American Idol 5 round of 24 (review)
"Easter Island Idol Judge Simon from 875 AD"
Okay, I’m going to get attacked in every conceivable way for this, but what do I make of the fact that there’s a good chance that this year’s female American Idol Constestants could probably literally beat up this year’s males? Put Brenna Gethers and her claws in a steel cage wrestling match with Kevin, Radar O’reilly does Ted Mack, and what do you think’ll happen?
Let’s try a little thought exercise. It’s clear that the Amazon Idol women would have the makings of a very good basketball team. They have two for real basketball players in Becky Maxim Twin and Ayla “You Don’t Need This” (see Nikko Smith) Brown. Paris Bennett and Lisa Tucker could easily be the names of point guards in the SEC. Mandisa could stand in for Charles Barkley. Did anyone see the arms on Heather Cox? If it was between her and Gedeon for the rebound, who do you think comes down with the ball?
Now part two, do any of these guys look like anyone you’d pick in a football or basketball game. How do I say this? You let 12 guys pick any song they want as America’s first impression of their Idolness and the choices include Michael Jackson, George Michael (Father Figure no less), Elton John, Barry Manilow, and Melissa Ethridge (who actually is the only one on the list who appears to have much interest in women).
I know that American Idol might regret having let Matt Rogers into the competition, but the whole football player thing had a certain appeal that was until they showed the clip of the guy taking a bubble bath. Bucky Covington looked like he was rescued from the set of a Deliverance remake. I don’t know what to say about Elliot, other than he looks more like the kids who might have been shooting up at one time instead of shooting baskets.
Beyond that, do I even need to go down this list that starts with Peter Makar Brady and includes Sway, shorter than Ryan, in a White Hat and Shoes singing falsetto for three very long minutes. Maybe I could get some minutes out of Bobby Bennett maybe covering Mandisa in the paint while comparing manicures, but yikes ! I wouldn’t call this a group of guys’ guys, not that there’s anything wrong with that. :}
Compare this to last year when it came down to Bo Bice and Carrie Underwood as singing representatives of their gender. I mean whatever one has to say about Scot Savol, gender bending was never the question. Identity as a space alien was always a possibility though. Even Constantine and Anthony seemed like the sort of guys who might at least pretend to care about who won the Super Bowl or maybe in Anthony’s case the World Cup if the Ukraine made the qualifying round. I’m not as sure about Anwar My Space. Robinson. I’m also almost certain that none of the current guys had to worry about a potential conflict with the NFL combine tryout in Indianopolis this week.

(Records from a data source)
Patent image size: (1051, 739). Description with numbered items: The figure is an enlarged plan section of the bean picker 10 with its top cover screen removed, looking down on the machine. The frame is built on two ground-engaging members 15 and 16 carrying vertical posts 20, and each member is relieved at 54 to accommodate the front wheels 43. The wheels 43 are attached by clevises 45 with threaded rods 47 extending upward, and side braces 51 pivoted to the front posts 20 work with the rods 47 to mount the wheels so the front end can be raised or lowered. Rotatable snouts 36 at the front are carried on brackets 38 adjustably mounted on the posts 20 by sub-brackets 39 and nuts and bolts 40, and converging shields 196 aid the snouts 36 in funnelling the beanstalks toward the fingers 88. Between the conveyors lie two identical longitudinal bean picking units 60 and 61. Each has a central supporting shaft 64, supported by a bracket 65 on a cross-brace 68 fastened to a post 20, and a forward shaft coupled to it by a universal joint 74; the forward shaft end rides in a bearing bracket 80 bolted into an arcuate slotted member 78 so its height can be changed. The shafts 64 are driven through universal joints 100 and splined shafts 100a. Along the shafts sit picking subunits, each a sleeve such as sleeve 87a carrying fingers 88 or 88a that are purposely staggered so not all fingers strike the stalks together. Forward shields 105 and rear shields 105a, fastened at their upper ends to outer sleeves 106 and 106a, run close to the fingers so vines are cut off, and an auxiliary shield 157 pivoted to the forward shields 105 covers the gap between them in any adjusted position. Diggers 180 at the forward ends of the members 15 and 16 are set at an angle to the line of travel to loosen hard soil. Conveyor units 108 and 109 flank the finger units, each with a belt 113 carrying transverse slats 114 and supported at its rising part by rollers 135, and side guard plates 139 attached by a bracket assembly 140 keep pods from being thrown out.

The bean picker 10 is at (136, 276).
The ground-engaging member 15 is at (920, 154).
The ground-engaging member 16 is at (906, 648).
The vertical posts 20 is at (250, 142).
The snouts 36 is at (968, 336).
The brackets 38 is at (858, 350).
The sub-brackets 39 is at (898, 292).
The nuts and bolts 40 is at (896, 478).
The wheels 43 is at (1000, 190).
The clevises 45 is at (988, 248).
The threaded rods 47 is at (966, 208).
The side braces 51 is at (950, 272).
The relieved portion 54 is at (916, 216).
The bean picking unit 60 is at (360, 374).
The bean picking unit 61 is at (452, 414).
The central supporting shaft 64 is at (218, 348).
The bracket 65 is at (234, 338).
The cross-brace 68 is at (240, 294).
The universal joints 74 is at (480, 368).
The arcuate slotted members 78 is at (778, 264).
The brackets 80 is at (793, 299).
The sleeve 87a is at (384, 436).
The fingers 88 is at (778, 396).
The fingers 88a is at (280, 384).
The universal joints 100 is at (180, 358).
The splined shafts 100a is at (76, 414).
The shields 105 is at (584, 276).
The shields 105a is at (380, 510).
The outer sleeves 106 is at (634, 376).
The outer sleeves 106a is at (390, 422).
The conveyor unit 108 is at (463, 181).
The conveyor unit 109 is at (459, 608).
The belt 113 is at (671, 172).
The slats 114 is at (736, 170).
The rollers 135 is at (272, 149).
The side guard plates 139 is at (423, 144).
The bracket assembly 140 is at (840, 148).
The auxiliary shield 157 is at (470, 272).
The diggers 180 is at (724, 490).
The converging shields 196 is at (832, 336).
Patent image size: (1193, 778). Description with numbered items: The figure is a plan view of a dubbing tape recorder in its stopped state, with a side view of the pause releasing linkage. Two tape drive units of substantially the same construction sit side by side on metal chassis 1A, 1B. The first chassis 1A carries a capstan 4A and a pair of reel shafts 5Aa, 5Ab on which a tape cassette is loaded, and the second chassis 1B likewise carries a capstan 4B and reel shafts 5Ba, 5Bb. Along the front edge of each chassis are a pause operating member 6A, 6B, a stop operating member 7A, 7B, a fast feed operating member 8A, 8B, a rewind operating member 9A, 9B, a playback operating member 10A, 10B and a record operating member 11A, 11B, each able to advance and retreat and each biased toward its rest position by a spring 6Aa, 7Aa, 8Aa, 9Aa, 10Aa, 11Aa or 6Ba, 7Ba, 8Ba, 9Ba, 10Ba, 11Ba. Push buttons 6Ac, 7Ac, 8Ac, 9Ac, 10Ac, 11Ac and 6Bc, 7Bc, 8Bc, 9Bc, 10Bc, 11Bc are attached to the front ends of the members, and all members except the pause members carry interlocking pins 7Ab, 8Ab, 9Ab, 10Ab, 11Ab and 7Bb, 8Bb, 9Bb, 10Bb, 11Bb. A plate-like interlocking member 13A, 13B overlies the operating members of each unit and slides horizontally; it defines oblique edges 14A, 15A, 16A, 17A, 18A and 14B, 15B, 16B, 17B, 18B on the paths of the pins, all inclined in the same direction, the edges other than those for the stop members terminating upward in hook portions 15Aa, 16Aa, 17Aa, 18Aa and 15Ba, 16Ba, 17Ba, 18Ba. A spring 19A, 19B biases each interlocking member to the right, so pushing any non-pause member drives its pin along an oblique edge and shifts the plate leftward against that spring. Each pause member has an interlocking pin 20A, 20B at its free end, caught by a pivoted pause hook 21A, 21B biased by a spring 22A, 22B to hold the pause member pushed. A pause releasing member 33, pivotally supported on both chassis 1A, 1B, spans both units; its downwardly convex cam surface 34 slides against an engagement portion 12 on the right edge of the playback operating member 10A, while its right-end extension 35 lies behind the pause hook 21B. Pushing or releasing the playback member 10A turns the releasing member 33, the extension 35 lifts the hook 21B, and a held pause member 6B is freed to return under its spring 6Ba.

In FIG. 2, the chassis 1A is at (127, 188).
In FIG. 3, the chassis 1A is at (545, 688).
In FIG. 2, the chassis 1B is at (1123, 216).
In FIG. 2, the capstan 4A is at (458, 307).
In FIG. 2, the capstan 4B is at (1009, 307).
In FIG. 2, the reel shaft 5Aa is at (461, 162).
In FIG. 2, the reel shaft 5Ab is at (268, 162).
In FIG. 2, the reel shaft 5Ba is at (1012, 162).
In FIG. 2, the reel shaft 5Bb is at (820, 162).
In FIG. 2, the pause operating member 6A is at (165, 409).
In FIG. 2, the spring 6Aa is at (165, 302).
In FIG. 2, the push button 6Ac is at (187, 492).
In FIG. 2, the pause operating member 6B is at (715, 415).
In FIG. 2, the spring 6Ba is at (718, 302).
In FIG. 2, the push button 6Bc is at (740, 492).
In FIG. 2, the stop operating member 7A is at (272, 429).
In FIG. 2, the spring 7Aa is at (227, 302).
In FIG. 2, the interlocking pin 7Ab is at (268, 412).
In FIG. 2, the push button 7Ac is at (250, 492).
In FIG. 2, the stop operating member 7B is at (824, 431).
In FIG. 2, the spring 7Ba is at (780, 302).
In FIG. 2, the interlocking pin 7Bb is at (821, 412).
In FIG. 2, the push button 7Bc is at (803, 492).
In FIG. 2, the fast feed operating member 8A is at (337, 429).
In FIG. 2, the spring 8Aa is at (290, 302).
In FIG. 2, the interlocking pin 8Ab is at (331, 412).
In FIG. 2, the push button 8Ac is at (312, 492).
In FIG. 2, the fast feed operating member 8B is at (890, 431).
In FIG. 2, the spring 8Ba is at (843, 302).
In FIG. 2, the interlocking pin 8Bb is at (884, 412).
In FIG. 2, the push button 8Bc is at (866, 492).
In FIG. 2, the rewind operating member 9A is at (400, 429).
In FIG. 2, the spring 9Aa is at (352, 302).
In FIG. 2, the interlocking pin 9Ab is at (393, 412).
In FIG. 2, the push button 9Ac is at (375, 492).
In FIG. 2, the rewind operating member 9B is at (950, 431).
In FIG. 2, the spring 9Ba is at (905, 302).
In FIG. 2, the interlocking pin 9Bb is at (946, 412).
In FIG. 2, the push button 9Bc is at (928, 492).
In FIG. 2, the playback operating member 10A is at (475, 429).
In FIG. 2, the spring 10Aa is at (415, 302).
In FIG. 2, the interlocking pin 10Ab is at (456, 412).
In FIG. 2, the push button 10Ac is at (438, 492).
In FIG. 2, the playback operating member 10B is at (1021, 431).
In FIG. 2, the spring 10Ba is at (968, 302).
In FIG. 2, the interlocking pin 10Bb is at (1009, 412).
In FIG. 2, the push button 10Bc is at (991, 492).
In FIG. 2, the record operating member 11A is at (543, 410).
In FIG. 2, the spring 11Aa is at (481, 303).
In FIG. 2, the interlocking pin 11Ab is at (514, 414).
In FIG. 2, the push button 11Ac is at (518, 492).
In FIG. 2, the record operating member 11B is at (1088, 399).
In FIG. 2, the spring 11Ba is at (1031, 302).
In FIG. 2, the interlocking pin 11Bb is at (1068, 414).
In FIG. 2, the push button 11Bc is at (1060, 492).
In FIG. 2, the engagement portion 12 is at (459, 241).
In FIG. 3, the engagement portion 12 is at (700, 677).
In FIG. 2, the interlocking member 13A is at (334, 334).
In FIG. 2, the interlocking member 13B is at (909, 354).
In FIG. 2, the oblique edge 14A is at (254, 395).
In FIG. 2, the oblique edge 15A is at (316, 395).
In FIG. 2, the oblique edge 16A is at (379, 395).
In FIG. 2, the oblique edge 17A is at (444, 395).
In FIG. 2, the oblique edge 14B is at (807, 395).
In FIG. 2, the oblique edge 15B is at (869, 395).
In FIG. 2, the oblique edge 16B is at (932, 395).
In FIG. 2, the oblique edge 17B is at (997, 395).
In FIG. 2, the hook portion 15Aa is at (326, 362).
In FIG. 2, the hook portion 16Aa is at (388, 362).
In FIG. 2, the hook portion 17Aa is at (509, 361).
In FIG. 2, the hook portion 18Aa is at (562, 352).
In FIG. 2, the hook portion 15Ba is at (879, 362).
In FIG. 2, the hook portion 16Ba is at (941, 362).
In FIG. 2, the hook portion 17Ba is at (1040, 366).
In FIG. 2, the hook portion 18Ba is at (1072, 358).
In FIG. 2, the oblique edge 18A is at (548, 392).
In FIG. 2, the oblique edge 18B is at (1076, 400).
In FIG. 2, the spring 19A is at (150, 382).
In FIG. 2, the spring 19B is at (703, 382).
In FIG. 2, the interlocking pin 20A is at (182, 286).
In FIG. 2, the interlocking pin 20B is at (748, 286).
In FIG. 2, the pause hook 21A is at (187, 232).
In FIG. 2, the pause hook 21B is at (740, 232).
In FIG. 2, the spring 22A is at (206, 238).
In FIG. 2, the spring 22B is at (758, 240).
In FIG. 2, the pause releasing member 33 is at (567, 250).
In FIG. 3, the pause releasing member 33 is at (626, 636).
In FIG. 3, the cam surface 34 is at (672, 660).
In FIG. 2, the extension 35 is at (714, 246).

*TASK 1:* Render the records as a JSON list of strings, one string per line and blank lines left out, starting at the first line of the records and ending at the line that contains "The ground-engaging member 16".
*TASK 2:* Write the next part of the American Idol review, picking up after its final sentence.

*TASK OUTPUT 1:*
[
  "Patent image size: (1051, 739). Description with numbered items: The figure is an enlarged plan section of the bean picker 10 with its top cover screen removed, looking down on the machine. The frame is built on two ground-engaging members 15 and 16 carrying vertical posts 20, and each member is relieved at 54 to accommodate the front wheels 43. The wheels 43 are attached by clevises 45 with threaded rods 47 extending upward, and side braces 51 pivoted to the front posts 20 work with the rods 47 to mount the wheels so the front end can be raised or lowered. Rotatable snouts 36 at the front are carried on brackets 38 adjustably mounted on the posts 20 by sub-brackets 39 and nuts and bolts 40, and converging shields 196 aid the snouts 36 in funnelling the beanstalks toward the fingers 88. Between the conveyors lie two identical longitudinal bean picking units 60 and 61. Each has a central supporting shaft 64, supported by a bracket 65 on a cross-brace 68 fastened to a post 20, and a forward shaft coupled to it by a universal joint 74; the forward shaft end rides in a bearing bracket 80 bolted into an arcuate slotted member 78 so its height can be changed. The shafts 64 are driven through universal joints 100 and splined shafts 100a. Along the shafts sit picking subunits, each a sleeve such as sleeve 87a carrying fingers 88 or 88a that are purposely staggered so not all fingers strike the stalks together. Forward shields 105 and rear shields 105a, fastened at their upper ends to outer sleeves 106 and 106a, run close to the fingers so vines are cut off, and an auxiliary shield 157 pivoted to the forward shields 105 covers the gap between them in any adjusted position. Diggers 180 at the forward ends of the members 15 and 16 are set at an angle to the line of travel to loosen hard soil. Conveyor units 108 and 109 flank the finger units, each with a belt 113 carrying transverse slats 114 and supported at its rising part by rollers 135, and side guard plates 139 attached by a bracket assembly 140 keep pods from being thrown out.",
  "The bean picker 10 is at (136, 276).",
  "The ground-engaging member 15 is at (920, 154).",
  "The ground-engaging member 16 is at (906, 648)."
]

*TASK OUTPUT 2:*
I’m not at all sure what’s up with this gender inversion thing this year. About the only theory I have at this point is these guys were chosen to prevent another Paula scandal. If any of about 9 of these guys came forward claiming to be another Corey Clark, there’d be some serious credibility issues to deal with first, not that Clark didn’t have a bunch of his own. I’m still trying to imagine a secret rendezvous between Paula and David Radford with Paula maybe giving the guy dance tips.
I think one possible reason for this is that while AI seems to have opened up to the white rocker thing, and let’s think real hard here about the actual sexual identities of say David Bowie and Mick Jagger, it’s closed out the most “macho” current male musical style hip hop/rap. I don’t know what that leaves exactly, but I don’t get the impression that any of the male finalists are fantasizing that they going to win this then chase them some super models. Then again, the single most successful male star to come out of the show is probably Clay Aiken.
In the meantime, you get a few of these teenagers pretending to be young Sinatras, but the big missing ingredient is that there’s none of the sexual swagger that made Frank a star with the bobbysoxer generation. Well, oddly, these guys seem to appeal to that generation it’s just that they’re now in assisted living facilities. So if I’m getting a game of flag football together, Chris Daughtry might be the first guy chosen and that’s after I choose like three of the women. If on the other hand, they wanted to recast for this generation’s Village People, several of these guys look ready for training camp or at least likely to get a call back.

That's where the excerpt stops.